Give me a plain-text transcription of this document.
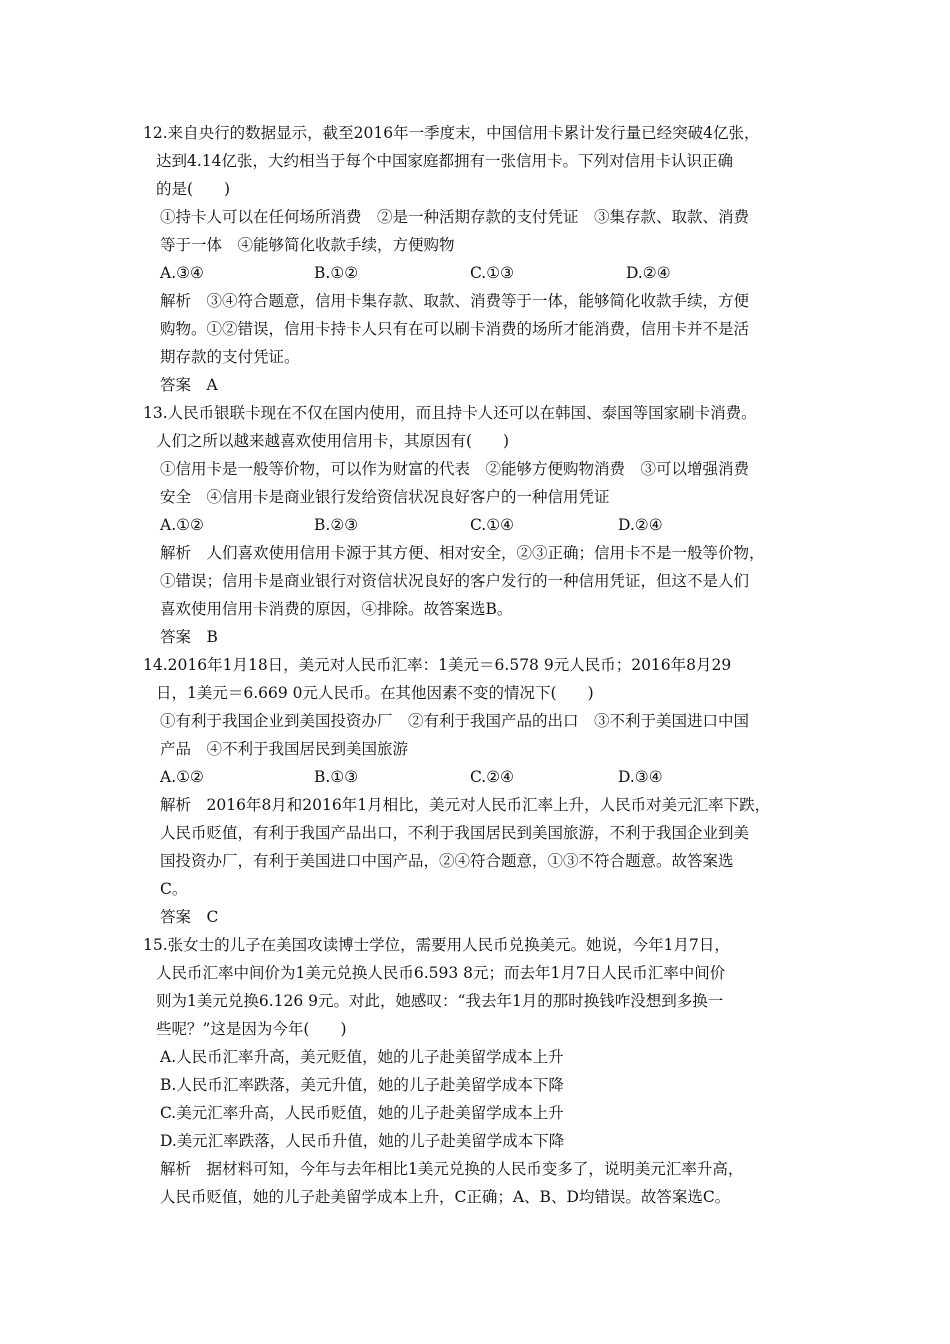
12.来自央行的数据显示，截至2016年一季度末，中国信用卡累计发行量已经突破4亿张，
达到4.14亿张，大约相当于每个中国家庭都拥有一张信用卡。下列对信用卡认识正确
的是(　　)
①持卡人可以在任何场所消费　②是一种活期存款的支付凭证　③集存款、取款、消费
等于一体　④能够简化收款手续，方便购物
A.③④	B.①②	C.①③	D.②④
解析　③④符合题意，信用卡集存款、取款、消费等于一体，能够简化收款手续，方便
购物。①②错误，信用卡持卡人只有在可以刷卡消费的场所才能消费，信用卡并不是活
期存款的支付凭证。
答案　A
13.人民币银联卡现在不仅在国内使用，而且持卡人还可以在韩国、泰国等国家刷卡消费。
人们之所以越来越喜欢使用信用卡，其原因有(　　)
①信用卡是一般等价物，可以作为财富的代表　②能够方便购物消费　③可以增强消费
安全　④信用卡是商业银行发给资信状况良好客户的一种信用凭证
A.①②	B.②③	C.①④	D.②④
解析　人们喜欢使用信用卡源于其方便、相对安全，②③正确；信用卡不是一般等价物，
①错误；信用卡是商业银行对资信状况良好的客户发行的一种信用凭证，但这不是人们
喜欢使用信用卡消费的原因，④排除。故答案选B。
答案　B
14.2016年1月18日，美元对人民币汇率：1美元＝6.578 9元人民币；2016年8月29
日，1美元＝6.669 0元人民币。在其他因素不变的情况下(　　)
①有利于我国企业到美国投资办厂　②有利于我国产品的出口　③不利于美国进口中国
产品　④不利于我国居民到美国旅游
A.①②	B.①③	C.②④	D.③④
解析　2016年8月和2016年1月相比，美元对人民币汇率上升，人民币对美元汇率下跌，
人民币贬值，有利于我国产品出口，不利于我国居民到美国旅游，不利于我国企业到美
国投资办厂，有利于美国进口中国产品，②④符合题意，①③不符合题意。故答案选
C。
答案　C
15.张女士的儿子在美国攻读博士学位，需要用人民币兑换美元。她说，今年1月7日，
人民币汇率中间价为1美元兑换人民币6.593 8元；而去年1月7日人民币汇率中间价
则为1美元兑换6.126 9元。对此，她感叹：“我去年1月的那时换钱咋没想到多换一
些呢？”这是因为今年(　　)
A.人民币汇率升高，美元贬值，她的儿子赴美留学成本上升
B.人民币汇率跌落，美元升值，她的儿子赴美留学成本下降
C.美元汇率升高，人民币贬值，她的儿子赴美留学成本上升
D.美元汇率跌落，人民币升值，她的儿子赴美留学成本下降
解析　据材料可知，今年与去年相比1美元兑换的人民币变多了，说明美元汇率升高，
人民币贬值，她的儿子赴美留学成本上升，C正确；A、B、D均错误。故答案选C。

**PROMPT:** Each record above should come back exactly the same, only without its pictures.

**CORRECT RESULT:**
Give me a plain-text transcription of this document.
12.来自央行的数据显示，截至2016年一季度末，中国信用卡累计发行量已经突破4亿张，
达到4.14亿张，大约相当于每个中国家庭都拥有一张信用卡。下列对信用卡认识正确
的是(　　)
①持卡人可以在任何场所消费　②是一种活期存款的支付凭证　③集存款、取款、消费
等于一体　④能够简化收款手续，方便购物
A.③④	B.①②	C.①③	D.②④
解析　③④符合题意，信用卡集存款、取款、消费等于一体，能够简化收款手续，方便
购物。①②错误，信用卡持卡人只有在可以刷卡消费的场所才能消费，信用卡并不是活
期存款的支付凭证。
答案　A
13.人民币银联卡现在不仅在国内使用，而且持卡人还可以在韩国、泰国等国家刷卡消费。
人们之所以越来越喜欢使用信用卡，其原因有(　　)
①信用卡是一般等价物，可以作为财富的代表　②能够方便购物消费　③可以增强消费
安全　④信用卡是商业银行发给资信状况良好客户的一种信用凭证
A.①②	B.②③	C.①④	D.②④
解析　人们喜欢使用信用卡源于其方便、相对安全，②③正确；信用卡不是一般等价物，
①错误；信用卡是商业银行对资信状况良好的客户发行的一种信用凭证，但这不是人们
喜欢使用信用卡消费的原因，④排除。故答案选B。
答案　B
14.2016年1月18日，美元对人民币汇率：1美元＝6.578 9元人民币；2016年8月29
日，1美元＝6.669 0元人民币。在其他因素不变的情况下(　　)
①有利于我国企业到美国投资办厂　②有利于我国产品的出口　③不利于美国进口中国
产品　④不利于我国居民到美国旅游
A.①②	B.①③	C.②④	D.③④
解析　2016年8月和2016年1月相比，美元对人民币汇率上升，人民币对美元汇率下跌，
人民币贬值，有利于我国产品出口，不利于我国居民到美国旅游，不利于我国企业到美
国投资办厂，有利于美国进口中国产品，②④符合题意，①③不符合题意。故答案选
C。
答案　C
15.张女士的儿子在美国攻读博士学位，需要用人民币兑换美元。她说，今年1月7日，
人民币汇率中间价为1美元兑换人民币6.593 8元；而去年1月7日人民币汇率中间价
则为1美元兑换6.126 9元。对此，她感叹：“我去年1月的那时换钱咋没想到多换一
些呢？”这是因为今年(　　)
A.人民币汇率升高，美元贬值，她的儿子赴美留学成本上升
B.人民币汇率跌落，美元升值，她的儿子赴美留学成本下降
C.美元汇率升高，人民币贬值，她的儿子赴美留学成本上升
D.美元汇率跌落，人民币升值，她的儿子赴美留学成本下降
解析　据材料可知，今年与去年相比1美元兑换的人民币变多了，说明美元汇率升高，
人民币贬值，她的儿子赴美留学成本上升，C正确；A、B、D均错误。故答案选C。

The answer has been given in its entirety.